__Exercise__.
Spot each line in the records below where the word "colors" occurs, then copy it.
──────
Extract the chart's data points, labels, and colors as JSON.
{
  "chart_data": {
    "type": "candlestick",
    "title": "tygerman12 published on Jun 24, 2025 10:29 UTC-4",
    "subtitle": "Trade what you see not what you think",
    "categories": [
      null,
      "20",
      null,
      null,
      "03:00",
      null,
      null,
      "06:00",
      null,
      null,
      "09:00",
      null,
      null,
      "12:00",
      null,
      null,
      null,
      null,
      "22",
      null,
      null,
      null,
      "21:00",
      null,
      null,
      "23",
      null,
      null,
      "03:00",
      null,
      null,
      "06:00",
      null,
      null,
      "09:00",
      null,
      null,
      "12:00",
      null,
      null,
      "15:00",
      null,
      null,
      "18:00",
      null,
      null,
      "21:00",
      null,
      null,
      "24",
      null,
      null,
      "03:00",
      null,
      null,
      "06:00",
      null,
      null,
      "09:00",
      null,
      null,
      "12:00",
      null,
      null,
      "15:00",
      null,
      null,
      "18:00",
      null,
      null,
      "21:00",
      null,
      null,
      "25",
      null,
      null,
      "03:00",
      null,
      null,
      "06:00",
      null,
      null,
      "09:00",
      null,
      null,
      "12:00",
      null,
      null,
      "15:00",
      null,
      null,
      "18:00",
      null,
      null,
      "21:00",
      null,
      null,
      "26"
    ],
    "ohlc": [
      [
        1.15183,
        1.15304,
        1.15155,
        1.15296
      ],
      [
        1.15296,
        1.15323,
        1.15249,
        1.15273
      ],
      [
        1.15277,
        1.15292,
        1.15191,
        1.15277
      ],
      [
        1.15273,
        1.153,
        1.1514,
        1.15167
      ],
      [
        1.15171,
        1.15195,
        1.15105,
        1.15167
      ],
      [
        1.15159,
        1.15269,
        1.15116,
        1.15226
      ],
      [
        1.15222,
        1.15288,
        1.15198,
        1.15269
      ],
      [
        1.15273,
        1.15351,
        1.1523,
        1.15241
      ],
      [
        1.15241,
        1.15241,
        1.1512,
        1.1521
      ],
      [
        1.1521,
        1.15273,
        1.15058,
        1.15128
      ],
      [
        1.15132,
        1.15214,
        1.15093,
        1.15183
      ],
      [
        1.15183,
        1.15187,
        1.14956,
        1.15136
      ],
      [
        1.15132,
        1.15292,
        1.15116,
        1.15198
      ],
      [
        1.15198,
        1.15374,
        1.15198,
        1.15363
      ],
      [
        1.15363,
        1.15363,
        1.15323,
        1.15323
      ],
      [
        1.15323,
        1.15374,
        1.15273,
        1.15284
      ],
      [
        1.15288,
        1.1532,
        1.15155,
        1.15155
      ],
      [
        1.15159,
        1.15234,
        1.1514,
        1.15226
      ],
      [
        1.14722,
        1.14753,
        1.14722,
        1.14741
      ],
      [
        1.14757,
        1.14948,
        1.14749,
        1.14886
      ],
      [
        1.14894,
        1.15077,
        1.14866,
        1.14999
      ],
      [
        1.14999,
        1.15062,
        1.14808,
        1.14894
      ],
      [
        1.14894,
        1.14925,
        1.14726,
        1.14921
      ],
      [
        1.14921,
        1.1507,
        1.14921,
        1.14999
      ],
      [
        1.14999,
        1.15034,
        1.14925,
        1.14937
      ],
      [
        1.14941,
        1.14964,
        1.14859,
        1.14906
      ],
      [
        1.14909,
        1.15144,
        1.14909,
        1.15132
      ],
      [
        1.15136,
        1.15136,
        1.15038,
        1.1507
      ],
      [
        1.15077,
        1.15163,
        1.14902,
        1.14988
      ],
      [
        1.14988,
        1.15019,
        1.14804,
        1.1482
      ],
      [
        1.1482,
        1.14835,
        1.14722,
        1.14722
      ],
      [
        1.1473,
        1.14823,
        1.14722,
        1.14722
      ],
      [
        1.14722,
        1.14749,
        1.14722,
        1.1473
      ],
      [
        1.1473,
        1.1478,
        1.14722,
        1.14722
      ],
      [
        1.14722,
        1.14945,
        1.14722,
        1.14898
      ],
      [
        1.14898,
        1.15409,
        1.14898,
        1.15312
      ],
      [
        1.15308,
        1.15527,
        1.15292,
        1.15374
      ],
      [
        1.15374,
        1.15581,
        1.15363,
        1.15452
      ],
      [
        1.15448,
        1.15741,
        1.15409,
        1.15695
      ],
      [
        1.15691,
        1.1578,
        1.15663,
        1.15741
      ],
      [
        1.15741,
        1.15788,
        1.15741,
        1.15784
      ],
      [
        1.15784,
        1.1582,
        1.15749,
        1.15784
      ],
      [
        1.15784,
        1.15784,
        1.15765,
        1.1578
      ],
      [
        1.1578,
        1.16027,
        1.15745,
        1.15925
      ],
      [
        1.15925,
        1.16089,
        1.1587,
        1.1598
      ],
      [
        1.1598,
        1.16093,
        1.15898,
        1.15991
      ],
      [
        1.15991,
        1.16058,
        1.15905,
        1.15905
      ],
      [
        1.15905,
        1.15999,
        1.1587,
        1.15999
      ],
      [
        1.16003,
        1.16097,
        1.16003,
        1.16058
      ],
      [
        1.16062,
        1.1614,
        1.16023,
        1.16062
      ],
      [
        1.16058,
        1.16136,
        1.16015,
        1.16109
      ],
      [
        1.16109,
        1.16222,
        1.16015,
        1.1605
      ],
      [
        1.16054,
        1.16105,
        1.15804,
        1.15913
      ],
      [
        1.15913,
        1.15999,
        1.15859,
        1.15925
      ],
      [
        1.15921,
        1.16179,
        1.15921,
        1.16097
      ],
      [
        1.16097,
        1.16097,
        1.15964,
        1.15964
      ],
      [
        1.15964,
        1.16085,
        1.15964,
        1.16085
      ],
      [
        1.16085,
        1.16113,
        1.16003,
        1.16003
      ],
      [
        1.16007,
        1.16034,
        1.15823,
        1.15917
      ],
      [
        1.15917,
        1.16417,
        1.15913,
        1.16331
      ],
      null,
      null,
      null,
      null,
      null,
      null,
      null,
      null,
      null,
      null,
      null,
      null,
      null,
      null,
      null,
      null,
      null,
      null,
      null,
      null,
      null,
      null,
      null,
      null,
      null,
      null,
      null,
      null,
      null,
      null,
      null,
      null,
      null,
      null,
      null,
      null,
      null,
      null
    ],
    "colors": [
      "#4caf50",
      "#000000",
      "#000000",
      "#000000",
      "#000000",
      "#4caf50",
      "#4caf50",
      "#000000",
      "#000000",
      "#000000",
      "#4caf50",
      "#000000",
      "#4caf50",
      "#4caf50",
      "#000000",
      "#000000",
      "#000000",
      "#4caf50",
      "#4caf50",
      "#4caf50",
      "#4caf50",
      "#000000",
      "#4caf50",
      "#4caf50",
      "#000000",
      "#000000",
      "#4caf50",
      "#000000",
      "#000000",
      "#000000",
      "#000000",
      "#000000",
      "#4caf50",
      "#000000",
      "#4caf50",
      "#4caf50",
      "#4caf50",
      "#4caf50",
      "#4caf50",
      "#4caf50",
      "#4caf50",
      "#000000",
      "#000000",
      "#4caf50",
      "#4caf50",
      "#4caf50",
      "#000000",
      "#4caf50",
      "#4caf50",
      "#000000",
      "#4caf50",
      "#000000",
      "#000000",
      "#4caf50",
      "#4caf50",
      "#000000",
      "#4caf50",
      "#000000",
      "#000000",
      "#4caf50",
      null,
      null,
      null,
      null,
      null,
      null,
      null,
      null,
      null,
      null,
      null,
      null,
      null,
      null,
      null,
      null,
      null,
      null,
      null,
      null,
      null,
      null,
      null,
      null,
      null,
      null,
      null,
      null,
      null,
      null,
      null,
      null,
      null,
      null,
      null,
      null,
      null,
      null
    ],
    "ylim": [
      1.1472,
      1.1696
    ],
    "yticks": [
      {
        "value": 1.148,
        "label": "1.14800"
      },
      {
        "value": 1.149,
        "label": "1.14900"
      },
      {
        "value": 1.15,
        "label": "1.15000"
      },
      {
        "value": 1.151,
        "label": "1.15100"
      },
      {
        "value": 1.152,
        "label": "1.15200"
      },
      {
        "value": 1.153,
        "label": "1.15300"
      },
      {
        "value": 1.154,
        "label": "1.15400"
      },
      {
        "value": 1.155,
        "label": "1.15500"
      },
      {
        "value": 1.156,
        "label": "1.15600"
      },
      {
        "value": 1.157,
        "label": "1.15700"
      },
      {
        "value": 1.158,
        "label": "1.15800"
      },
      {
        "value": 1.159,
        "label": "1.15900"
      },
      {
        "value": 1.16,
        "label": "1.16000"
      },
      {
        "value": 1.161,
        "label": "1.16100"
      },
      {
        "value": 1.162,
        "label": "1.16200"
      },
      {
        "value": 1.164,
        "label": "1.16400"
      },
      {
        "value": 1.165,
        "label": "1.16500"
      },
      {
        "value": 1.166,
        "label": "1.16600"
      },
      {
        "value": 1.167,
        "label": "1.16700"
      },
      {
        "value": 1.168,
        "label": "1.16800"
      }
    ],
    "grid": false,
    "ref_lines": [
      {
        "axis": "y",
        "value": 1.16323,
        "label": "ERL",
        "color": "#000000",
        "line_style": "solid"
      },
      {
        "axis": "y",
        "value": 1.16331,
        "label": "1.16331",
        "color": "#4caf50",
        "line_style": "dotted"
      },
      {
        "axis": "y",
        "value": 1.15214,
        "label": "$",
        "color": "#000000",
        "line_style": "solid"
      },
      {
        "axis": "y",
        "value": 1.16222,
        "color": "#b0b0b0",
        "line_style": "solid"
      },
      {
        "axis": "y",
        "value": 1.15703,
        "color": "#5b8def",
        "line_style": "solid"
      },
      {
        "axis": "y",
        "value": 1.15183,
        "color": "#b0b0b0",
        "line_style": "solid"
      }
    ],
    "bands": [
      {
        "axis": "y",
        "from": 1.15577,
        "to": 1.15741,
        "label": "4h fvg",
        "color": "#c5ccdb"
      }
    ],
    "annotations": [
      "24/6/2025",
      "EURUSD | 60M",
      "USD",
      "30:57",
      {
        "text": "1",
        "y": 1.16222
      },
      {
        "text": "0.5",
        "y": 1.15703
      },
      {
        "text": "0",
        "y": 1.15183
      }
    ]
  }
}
──────
__Solution to this problem__.
Extract the chart's data points, labels, and colors as JSON.
    "colors": [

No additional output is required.